### Instruction
Filter these entries, keeping only lines that hold the word "Friday".

### Source records
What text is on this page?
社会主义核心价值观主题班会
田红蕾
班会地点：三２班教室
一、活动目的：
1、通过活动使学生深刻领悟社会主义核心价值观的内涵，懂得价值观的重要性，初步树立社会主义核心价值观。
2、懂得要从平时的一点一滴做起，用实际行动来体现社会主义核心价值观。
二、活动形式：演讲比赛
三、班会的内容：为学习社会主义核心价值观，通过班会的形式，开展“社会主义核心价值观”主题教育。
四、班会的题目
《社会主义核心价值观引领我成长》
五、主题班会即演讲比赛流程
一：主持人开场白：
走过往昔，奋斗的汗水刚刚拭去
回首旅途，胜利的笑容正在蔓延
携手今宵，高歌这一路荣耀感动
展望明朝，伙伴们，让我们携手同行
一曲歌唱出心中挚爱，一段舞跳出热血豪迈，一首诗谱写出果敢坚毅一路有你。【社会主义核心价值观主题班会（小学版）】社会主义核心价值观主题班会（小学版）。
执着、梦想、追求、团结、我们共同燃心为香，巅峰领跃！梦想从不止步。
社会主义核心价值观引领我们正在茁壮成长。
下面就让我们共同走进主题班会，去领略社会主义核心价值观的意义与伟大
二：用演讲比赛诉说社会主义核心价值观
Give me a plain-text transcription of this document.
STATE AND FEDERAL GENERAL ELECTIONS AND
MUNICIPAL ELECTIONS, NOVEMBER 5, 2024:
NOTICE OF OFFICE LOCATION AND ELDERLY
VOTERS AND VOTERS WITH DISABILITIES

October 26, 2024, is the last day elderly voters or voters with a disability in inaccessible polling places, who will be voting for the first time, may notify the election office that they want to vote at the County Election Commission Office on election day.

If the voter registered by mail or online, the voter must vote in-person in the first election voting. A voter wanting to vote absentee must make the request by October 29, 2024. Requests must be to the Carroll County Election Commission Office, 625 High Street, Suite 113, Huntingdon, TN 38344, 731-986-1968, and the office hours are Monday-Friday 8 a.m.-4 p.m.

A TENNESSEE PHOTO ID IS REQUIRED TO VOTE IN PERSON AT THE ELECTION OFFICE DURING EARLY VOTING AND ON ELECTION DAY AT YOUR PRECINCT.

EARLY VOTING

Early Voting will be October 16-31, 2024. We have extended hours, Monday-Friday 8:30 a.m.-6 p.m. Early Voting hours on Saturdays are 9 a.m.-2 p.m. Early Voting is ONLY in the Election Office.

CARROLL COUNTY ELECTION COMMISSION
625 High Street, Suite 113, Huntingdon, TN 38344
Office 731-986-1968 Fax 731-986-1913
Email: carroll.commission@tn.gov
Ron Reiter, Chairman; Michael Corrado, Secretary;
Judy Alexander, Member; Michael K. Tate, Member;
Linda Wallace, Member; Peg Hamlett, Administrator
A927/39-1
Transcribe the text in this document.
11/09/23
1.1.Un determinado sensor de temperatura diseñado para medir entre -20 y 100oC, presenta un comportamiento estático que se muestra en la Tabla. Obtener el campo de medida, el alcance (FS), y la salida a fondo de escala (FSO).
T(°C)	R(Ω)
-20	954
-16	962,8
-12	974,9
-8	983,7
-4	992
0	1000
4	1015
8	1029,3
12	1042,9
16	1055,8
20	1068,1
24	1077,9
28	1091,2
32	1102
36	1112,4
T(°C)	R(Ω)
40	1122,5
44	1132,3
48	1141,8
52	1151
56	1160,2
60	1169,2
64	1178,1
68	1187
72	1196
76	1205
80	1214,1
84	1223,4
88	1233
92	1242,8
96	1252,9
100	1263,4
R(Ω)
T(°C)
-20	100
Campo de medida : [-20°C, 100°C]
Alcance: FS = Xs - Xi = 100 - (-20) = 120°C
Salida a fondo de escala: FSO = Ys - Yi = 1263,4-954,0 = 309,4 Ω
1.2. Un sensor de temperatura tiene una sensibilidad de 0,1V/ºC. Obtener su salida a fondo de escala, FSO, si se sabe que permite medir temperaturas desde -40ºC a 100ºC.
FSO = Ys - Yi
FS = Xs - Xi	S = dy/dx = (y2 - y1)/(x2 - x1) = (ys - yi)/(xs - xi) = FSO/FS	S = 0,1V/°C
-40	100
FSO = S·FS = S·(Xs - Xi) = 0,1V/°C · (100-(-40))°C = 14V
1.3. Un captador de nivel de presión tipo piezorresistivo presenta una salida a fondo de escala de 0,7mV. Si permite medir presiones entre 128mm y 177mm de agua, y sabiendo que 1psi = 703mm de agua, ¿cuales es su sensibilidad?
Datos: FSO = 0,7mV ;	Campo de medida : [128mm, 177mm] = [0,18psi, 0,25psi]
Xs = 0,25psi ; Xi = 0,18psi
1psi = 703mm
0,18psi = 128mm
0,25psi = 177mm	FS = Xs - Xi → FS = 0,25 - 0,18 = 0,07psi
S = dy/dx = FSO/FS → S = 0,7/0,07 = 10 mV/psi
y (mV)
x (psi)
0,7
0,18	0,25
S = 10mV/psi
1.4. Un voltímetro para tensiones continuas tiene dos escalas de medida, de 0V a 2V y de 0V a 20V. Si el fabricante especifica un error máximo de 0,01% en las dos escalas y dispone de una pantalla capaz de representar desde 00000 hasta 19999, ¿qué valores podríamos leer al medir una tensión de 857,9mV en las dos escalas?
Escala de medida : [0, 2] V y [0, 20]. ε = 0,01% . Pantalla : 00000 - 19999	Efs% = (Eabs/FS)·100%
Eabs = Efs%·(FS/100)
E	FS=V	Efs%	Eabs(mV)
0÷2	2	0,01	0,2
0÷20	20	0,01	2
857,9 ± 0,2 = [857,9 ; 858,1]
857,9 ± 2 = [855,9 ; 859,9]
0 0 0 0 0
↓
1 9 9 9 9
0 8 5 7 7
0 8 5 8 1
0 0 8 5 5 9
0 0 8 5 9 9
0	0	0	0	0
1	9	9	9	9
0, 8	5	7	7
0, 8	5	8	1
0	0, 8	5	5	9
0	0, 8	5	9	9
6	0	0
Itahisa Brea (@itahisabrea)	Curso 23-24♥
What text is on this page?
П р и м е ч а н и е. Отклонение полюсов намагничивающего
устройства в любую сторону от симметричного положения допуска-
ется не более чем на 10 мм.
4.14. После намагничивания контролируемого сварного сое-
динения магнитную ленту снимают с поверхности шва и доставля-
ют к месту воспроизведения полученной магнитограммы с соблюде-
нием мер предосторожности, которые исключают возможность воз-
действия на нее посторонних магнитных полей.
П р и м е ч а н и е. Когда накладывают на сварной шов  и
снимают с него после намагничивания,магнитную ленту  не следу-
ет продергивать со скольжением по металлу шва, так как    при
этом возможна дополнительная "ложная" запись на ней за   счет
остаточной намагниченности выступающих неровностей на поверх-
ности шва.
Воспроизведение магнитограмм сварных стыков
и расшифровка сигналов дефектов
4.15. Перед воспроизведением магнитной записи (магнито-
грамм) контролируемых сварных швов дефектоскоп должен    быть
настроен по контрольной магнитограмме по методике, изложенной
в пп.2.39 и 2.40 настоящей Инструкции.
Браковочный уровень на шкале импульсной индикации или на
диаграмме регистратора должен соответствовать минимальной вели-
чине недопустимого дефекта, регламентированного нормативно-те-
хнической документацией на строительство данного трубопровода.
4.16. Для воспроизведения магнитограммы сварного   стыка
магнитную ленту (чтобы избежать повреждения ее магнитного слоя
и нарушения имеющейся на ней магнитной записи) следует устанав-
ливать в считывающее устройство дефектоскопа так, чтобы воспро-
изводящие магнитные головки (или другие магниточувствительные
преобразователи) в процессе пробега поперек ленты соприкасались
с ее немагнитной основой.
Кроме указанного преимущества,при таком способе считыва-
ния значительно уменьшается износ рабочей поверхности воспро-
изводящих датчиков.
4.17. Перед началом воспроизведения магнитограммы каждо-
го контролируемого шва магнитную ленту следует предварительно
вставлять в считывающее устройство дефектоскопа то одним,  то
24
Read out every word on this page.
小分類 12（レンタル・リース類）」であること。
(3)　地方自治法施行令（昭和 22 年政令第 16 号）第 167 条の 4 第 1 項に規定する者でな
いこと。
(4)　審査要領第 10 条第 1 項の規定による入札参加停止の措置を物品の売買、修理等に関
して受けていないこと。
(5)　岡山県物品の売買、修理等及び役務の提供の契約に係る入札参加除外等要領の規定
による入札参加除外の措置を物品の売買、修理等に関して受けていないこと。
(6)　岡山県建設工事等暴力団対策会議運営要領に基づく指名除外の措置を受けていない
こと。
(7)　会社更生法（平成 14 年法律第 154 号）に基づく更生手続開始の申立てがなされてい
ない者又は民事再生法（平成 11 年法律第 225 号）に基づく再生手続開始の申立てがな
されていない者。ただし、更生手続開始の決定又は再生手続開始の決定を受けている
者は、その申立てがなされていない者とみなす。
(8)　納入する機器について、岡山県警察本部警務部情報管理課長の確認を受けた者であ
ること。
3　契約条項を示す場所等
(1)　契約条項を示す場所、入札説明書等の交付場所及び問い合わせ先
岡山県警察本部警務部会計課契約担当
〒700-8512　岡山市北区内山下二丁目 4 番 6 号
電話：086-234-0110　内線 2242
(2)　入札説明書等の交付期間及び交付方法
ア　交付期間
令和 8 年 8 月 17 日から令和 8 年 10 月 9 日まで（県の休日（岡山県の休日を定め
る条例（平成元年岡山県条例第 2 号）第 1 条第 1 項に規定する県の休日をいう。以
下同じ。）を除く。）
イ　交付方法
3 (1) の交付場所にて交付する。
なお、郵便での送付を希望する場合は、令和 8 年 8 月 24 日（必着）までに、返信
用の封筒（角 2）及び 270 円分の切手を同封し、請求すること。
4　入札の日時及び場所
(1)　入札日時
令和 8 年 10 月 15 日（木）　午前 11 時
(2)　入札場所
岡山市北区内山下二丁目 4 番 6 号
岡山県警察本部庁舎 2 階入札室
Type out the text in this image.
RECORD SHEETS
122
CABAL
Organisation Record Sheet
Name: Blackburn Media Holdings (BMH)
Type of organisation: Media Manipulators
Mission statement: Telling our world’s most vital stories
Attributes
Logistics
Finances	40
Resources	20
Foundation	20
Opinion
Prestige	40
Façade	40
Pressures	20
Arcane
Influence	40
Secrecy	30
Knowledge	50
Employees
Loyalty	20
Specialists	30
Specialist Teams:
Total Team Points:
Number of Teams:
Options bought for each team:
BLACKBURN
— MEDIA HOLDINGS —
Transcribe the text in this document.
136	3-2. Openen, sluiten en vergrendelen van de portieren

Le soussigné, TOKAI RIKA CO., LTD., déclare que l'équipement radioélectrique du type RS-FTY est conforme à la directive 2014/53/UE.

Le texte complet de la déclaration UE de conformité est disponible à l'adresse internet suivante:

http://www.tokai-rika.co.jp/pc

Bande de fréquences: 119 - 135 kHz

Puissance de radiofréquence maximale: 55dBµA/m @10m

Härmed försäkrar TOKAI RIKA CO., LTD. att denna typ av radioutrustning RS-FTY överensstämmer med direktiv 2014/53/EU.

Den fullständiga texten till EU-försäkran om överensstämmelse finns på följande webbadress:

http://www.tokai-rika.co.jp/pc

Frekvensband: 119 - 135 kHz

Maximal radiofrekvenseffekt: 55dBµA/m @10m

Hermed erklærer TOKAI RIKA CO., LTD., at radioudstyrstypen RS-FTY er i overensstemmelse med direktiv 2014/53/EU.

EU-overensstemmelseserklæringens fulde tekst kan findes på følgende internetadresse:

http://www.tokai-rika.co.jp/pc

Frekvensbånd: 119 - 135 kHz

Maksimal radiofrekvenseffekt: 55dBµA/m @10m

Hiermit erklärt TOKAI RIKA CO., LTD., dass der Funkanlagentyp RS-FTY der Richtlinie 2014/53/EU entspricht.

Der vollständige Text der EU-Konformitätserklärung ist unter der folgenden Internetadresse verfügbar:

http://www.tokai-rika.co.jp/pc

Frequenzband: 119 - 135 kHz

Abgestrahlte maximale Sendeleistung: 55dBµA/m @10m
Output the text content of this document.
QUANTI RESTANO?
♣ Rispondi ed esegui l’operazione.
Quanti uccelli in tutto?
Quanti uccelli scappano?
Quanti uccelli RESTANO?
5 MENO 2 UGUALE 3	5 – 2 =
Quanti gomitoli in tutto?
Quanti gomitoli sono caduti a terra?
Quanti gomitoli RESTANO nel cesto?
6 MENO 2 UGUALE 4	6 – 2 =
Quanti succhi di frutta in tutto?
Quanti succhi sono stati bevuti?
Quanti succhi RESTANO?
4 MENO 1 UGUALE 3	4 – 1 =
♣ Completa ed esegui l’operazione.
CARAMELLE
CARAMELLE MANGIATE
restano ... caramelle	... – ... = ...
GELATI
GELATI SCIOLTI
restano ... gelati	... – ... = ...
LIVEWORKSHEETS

### Written answer
If the voter registered by mail or online, the voter must vote in-person in the first election voting. A voter wanting to vote absentee must make the request by October 29, 2024. Requests must be to the Carroll County Election Commission Office, 625 High Street, Suite 113, Huntingdon, TN 38344, 731-986-1968, and the office hours are Monday-Friday 8 a.m.-4 p.m.
Early Voting will be October 16-31, 2024. We have extended hours, Monday-Friday 8:30 a.m.-6 p.m. Early Voting hours on Saturdays are 9 a.m.-2 p.m. Early Voting is ONLY in the Election Office.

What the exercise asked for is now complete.